### TASK MATERIAL
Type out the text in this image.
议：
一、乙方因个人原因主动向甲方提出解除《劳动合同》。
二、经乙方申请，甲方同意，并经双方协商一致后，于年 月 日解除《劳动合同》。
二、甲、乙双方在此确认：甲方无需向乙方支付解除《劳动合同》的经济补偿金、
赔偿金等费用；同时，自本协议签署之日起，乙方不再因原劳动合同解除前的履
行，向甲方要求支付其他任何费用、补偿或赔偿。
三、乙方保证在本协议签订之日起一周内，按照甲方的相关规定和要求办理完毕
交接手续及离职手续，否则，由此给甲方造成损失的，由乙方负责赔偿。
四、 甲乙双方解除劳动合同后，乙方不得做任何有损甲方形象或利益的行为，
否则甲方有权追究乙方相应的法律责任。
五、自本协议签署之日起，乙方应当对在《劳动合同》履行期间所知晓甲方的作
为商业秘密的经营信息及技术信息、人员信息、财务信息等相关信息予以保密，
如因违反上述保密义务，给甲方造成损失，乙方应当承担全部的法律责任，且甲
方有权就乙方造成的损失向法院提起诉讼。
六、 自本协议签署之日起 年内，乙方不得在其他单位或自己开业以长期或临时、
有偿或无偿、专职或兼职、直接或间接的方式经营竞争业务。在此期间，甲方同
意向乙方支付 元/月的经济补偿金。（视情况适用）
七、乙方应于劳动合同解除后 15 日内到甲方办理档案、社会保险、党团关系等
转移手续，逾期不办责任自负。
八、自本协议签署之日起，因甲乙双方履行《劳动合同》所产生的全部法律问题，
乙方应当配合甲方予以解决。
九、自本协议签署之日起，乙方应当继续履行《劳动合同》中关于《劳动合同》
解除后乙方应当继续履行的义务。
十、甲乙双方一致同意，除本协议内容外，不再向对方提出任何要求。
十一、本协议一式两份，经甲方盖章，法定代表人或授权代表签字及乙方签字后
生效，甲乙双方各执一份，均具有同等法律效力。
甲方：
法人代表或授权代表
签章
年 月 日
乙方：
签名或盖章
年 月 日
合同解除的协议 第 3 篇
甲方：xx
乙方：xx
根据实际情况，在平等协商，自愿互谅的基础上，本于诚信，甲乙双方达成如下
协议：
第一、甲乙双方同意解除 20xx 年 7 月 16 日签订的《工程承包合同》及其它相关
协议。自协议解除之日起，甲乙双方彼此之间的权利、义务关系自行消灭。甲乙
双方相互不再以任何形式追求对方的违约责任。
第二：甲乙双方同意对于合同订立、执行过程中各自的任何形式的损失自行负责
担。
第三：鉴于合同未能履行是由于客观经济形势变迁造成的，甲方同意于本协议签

### TASK GOAL
Go through the material above and copy each line that has the word "自本协议签署之日起".

### RIGHT ANSWER
赔偿金等费用；同时，自本协议签署之日起，乙方不再因原劳动合同解除前的履
五、自本协议签署之日起，乙方应当对在《劳动合同》履行期间所知晓甲方的作
六、 自本协议签署之日起 年内，乙方不得在其他单位或自己开业以长期或临时、
八、自本协议签署之日起，因甲乙双方履行《劳动合同》所产生的全部法律问题，
九、自本协议签署之日起，乙方应当继续履行《劳动合同》中关于《劳动合同》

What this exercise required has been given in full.